(What you need to do)
Render every line of the listing below as a JSON list of strings, one string per line, and omit any blank lines.

(Data rows)
<<<<

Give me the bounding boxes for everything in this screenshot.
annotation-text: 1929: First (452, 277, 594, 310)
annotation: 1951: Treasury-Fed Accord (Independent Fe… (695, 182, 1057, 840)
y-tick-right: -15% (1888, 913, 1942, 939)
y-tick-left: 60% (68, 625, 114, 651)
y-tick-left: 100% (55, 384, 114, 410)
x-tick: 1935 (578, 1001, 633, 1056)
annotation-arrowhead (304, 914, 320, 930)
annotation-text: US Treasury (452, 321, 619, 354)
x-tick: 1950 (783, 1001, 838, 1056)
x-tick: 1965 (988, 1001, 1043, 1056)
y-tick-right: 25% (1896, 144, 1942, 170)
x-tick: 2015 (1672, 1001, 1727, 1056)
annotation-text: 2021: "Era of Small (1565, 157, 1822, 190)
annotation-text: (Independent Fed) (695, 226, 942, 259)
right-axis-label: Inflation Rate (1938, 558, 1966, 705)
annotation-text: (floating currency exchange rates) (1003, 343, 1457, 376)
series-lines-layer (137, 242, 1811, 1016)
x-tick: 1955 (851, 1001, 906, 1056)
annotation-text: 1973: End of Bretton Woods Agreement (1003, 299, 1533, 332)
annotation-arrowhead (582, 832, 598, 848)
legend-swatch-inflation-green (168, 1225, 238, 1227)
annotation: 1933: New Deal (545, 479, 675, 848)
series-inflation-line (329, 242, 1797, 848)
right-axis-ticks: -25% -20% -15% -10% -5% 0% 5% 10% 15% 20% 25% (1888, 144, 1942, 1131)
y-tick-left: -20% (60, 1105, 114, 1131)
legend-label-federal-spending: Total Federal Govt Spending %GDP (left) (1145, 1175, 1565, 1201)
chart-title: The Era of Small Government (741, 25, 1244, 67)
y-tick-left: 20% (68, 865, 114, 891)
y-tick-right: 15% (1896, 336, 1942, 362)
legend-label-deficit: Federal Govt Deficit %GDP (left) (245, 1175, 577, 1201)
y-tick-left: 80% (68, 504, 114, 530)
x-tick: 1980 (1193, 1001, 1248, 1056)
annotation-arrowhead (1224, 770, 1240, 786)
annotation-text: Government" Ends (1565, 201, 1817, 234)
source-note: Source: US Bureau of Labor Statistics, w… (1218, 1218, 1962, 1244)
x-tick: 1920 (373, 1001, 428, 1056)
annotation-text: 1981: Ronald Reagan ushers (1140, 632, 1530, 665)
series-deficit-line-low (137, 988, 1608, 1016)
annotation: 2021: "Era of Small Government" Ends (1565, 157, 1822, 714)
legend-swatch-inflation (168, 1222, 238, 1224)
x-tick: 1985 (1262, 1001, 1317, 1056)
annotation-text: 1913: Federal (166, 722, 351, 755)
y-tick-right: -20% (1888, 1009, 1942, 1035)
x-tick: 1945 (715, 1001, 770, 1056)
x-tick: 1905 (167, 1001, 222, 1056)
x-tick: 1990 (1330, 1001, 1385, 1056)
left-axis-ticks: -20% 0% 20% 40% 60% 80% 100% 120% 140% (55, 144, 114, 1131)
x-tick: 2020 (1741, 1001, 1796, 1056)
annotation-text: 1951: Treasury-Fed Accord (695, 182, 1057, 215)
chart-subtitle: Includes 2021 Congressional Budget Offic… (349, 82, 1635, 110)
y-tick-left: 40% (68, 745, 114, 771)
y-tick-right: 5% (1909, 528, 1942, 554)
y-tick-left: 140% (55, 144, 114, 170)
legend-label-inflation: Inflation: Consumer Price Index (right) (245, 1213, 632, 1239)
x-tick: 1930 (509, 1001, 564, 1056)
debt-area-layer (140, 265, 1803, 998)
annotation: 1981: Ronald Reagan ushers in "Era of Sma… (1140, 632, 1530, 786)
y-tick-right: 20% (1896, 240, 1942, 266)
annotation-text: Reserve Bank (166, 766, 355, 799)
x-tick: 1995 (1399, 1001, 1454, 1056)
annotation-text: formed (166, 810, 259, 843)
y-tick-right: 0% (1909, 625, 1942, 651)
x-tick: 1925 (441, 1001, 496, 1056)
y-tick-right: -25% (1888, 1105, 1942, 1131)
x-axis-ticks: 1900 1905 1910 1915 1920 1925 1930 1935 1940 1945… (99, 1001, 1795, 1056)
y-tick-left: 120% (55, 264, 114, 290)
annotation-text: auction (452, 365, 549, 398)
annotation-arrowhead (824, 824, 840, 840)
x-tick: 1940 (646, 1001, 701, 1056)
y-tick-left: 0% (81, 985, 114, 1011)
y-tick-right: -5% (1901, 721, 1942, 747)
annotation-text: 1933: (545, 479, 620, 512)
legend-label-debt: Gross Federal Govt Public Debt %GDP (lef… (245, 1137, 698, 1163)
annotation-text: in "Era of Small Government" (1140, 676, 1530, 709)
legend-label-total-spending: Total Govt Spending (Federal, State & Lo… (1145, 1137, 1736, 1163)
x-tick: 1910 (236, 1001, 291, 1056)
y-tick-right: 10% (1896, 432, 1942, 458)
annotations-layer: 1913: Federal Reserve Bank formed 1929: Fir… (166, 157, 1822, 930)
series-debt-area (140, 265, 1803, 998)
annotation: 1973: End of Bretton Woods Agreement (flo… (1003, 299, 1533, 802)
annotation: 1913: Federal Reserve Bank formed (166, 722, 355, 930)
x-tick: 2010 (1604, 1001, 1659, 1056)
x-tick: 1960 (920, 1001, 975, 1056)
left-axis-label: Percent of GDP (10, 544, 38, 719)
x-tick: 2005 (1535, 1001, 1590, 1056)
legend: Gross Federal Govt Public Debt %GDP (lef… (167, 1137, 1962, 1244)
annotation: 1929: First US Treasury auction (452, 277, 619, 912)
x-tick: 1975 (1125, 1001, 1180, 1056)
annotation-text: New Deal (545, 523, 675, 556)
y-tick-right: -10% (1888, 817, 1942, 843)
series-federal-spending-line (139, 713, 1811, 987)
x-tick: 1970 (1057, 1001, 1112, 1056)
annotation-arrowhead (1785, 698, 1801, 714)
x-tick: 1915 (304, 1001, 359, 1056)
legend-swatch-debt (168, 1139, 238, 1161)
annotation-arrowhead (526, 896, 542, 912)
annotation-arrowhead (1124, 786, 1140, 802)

>>>>

(Exercise response)
[
  "Give me the bounding boxes for everything in this screenshot.",
  "annotation-text: 1929: First (452, 277, 594, 310)",
  "annotation: 1951: Treasury-Fed Accord (Independent Fe… (695, 182, 1057, 840)",
  "y-tick-right: -15% (1888, 913, 1942, 939)",
  "y-tick-left: 60% (68, 625, 114, 651)",
  "y-tick-left: 100% (55, 384, 114, 410)",
  "x-tick: 1935 (578, 1001, 633, 1056)",
  "annotation-arrowhead (304, 914, 320, 930)",
  "annotation-text: US Treasury (452, 321, 619, 354)",
  "x-tick: 1950 (783, 1001, 838, 1056)",
  "x-tick: 1965 (988, 1001, 1043, 1056)",
  "y-tick-right: 25% (1896, 144, 1942, 170)",
  "x-tick: 2015 (1672, 1001, 1727, 1056)",
  "annotation-text: 2021: \"Era of Small (1565, 157, 1822, 190)",
  "annotation-text: (Independent Fed) (695, 226, 942, 259)",
  "right-axis-label: Inflation Rate (1938, 558, 1966, 705)",
  "annotation-text: (floating currency exchange rates) (1003, 343, 1457, 376)",
  "series-lines-layer (137, 242, 1811, 1016)",
  "x-tick: 1955 (851, 1001, 906, 1056)",
  "annotation-text: 1973: End of Bretton Woods Agreement (1003, 299, 1533, 332)",
  "annotation-arrowhead (582, 832, 598, 848)",
  "legend-swatch-inflation-green (168, 1225, 238, 1227)",
  "annotation: 1933: New Deal (545, 479, 675, 848)",
  "series-inflation-line (329, 242, 1797, 848)",
  "right-axis-ticks: -25% -20% -15% -10% -5% 0% 5% 10% 15% 20% 25% (1888, 144, 1942, 1131)",
  "y-tick-left: -20% (60, 1105, 114, 1131)",
  "legend-label-federal-spending: Total Federal Govt Spending %GDP (left) (1145, 1175, 1565, 1201)",
  "chart-title: The Era of Small Government (741, 25, 1244, 67)",
  "y-tick-left: 20% (68, 865, 114, 891)",
  "y-tick-right: 15% (1896, 336, 1942, 362)",
  "legend-label-deficit: Federal Govt Deficit %GDP (left) (245, 1175, 577, 1201)",
  "y-tick-left: 80% (68, 504, 114, 530)",
  "x-tick: 1980 (1193, 1001, 1248, 1056)",
  "annotation-arrowhead (1224, 770, 1240, 786)",
  "annotation-text: Government\" Ends (1565, 201, 1817, 234)",
  "source-note: Source: US Bureau of Labor Statistics, w… (1218, 1218, 1962, 1244)",
  "x-tick: 1920 (373, 1001, 428, 1056)",
  "annotation-text: 1981: Ronald Reagan ushers (1140, 632, 1530, 665)",
  "series-deficit-line-low (137, 988, 1608, 1016)",
  "annotation: 2021: \"Era of Small Government\" Ends (1565, 157, 1822, 714)",
  "legend-swatch-inflation (168, 1222, 238, 1224)",
  "x-tick: 1985 (1262, 1001, 1317, 1056)",
  "annotation-text: 1913: Federal (166, 722, 351, 755)",
  "y-tick-right: -20% (1888, 1009, 1942, 1035)",
  "x-tick: 1945 (715, 1001, 770, 1056)",
  "x-tick: 1905 (167, 1001, 222, 1056)",
  "x-tick: 1990 (1330, 1001, 1385, 1056)",
  "left-axis-ticks: -20% 0% 20% 40% 60% 80% 100% 120% 140% (55, 144, 114, 1131)",
  "x-tick: 2020 (1741, 1001, 1796, 1056)",
  "annotation-text: 1951: Treasury-Fed Accord (695, 182, 1057, 215)",
  "chart-subtitle: Includes 2021 Congressional Budget Offic… (349, 82, 1635, 110)",
  "y-tick-left: 40% (68, 745, 114, 771)",
  "y-tick-right: 5% (1909, 528, 1942, 554)",
  "y-tick-left: 140% (55, 144, 114, 170)",
  "legend-label-inflation: Inflation: Consumer Price Index (right) (245, 1213, 632, 1239)",
  "x-tick: 1930 (509, 1001, 564, 1056)",
  "debt-area-layer (140, 265, 1803, 998)",
  "annotation: 1981: Ronald Reagan ushers in \"Era of Sma… (1140, 632, 1530, 786)",
  "y-tick-right: 20% (1896, 240, 1942, 266)",
  "annotation-text: Reserve Bank (166, 766, 355, 799)",
  "x-tick: 1995 (1399, 1001, 1454, 1056)",
  "annotation-text: formed (166, 810, 259, 843)",
  "y-tick-right: 0% (1909, 625, 1942, 651)",
  "x-tick: 1925 (441, 1001, 496, 1056)",
  "y-tick-right: -25% (1888, 1105, 1942, 1131)",
  "x-axis-ticks: 1900 1905 1910 1915 1920 1925 1930 1935 1940 1945… (99, 1001, 1795, 1056)",
  "y-tick-left: 120% (55, 264, 114, 290)",
  "annotation-text: auction (452, 365, 549, 398)",
  "annotation-arrowhead (824, 824, 840, 840)",
  "x-tick: 1940 (646, 1001, 701, 1056)",
  "y-tick-left: 0% (81, 985, 114, 1011)",
  "y-tick-right: -5% (1901, 721, 1942, 747)",
  "annotation-text: 1933: (545, 479, 620, 512)",
  "legend-label-debt: Gross Federal Govt Public Debt %GDP (lef… (245, 1137, 698, 1163)",
  "annotation-text: in \"Era of Small Government\" (1140, 676, 1530, 709)",
  "legend-label-total-spending: Total Govt Spending (Federal, State & Lo… (1145, 1137, 1736, 1163)",
  "x-tick: 1910 (236, 1001, 291, 1056)",
  "y-tick-right: 10% (1896, 432, 1942, 458)",
  "annotations-layer: 1913: Federal Reserve Bank formed 1929: Fir… (166, 157, 1822, 930)",
  "series-debt-area (140, 265, 1803, 998)",
  "annotation: 1973: End of Bretton Woods Agreement (flo… (1003, 299, 1533, 802)",
  "annotation: 1913: Federal Reserve Bank formed (166, 722, 355, 930)",
  "x-tick: 2010 (1604, 1001, 1659, 1056)",
  "x-tick: 1960 (920, 1001, 975, 1056)",
  "left-axis-label: Percent of GDP (10, 544, 38, 719)",
  "x-tick: 2005 (1535, 1001, 1590, 1056)",
  "legend: Gross Federal Govt Public Debt %GDP (lef… (167, 1137, 1962, 1244)",
  "annotation: 1929: First US Treasury auction (452, 277, 619, 912)",
  "x-tick: 1975 (1125, 1001, 1180, 1056)",
  "annotation-text: New Deal (545, 523, 675, 556)",
  "y-tick-right: -10% (1888, 817, 1942, 843)",
  "series-federal-spending-line (139, 713, 1811, 987)",
  "x-tick: 1970 (1057, 1001, 1112, 1056)",
  "annotation-arrowhead (1785, 698, 1801, 714)",
  "x-tick: 1915 (304, 1001, 359, 1056)",
  "legend-swatch-debt (168, 1139, 238, 1161)",
  "annotation-arrowhead (526, 896, 542, 912)",
  "annotation-arrowhead (1124, 786, 1140, 802)"
]